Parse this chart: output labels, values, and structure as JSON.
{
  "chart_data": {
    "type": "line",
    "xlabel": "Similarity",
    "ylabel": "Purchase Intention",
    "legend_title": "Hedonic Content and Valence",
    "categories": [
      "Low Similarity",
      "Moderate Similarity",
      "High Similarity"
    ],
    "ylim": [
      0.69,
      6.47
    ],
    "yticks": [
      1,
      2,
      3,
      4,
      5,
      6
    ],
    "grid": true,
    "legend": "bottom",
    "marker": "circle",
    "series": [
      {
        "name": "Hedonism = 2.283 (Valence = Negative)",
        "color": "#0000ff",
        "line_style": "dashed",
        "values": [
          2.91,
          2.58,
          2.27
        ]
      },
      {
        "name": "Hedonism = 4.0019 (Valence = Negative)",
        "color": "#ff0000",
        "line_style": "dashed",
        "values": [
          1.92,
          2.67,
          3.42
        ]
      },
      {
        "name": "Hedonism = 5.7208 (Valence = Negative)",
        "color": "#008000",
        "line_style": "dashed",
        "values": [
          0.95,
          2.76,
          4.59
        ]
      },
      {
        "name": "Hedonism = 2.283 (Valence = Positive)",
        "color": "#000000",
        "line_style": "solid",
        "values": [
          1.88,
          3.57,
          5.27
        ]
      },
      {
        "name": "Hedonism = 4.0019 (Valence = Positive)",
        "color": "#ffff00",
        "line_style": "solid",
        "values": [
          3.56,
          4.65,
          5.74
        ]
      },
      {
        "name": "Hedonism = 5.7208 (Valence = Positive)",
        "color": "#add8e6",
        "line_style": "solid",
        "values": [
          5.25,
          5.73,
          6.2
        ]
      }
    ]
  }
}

--

◆ Directions: Collect the lines of the data that carry the word "name".

◆ In response:
        "name": "Hedonism = 2.283 (Valence = Negative)",
        "name": "Hedonism = 4.0019 (Valence = Negative)",
        "name": "Hedonism = 5.7208 (Valence = Negative)",
        "name": "Hedonism = 2.283 (Valence = Positive)",
        "name": "Hedonism = 4.0019 (Valence = Positive)",
        "name": "Hedonism = 5.7208 (Valence = Positive)",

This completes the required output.